→ Task directions: Type out the records that follow, exactly as given.
* begin *
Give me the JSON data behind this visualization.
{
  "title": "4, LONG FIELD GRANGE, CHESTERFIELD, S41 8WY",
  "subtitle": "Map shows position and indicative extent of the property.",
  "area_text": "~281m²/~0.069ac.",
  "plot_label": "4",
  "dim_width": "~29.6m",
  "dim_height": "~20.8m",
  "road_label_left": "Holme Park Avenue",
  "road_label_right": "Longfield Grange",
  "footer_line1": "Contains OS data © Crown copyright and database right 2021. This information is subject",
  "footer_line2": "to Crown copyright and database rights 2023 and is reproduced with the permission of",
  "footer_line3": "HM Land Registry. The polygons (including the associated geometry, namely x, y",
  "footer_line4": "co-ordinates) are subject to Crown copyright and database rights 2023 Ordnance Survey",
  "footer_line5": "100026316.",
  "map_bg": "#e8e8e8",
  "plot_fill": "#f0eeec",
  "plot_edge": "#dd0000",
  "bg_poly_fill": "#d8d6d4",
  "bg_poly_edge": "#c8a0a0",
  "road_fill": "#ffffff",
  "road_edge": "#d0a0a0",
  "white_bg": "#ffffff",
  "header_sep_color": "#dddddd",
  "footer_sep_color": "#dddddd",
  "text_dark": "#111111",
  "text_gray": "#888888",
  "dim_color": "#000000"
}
* end *
→ Exercise output:
Give me the JSON data behind this visualization.
{
  "title": "4, LONG FIELD GRANGE, CHESTERFIELD, S41 8WY",
  "subtitle": "Map shows position and indicative extent of the property.",
  "area_text": "~281m²/~0.069ac.",
  "plot_label": "4",
  "dim_width": "~29.6m",
  "dim_height": "~20.8m",
  "road_label_left": "Holme Park Avenue",
  "road_label_right": "Longfield Grange",
  "footer_line1": "Contains OS data © Crown copyright and database right 2021. This information is subject",
  "footer_line2": "to Crown copyright and database rights 2023 and is reproduced with the permission of",
  "footer_line3": "HM Land Registry. The polygons (including the associated geometry, namely x, y",
  "footer_line4": "co-ordinates) are subject to Crown copyright and database rights 2023 Ordnance Survey",
  "footer_line5": "100026316.",
  "map_bg": "#e8e8e8",
  "plot_fill": "#f0eeec",
  "plot_edge": "#dd0000",
  "bg_poly_fill": "#d8d6d4",
  "bg_poly_edge": "#c8a0a0",
  "road_fill": "#ffffff",
  "road_edge": "#d0a0a0",
  "white_bg": "#ffffff",
  "header_sep_color": "#dddddd",
  "footer_sep_color": "#dddddd",
  "text_dark": "#111111",
  "text_gray": "#888888",
  "dim_color": "#000000"
}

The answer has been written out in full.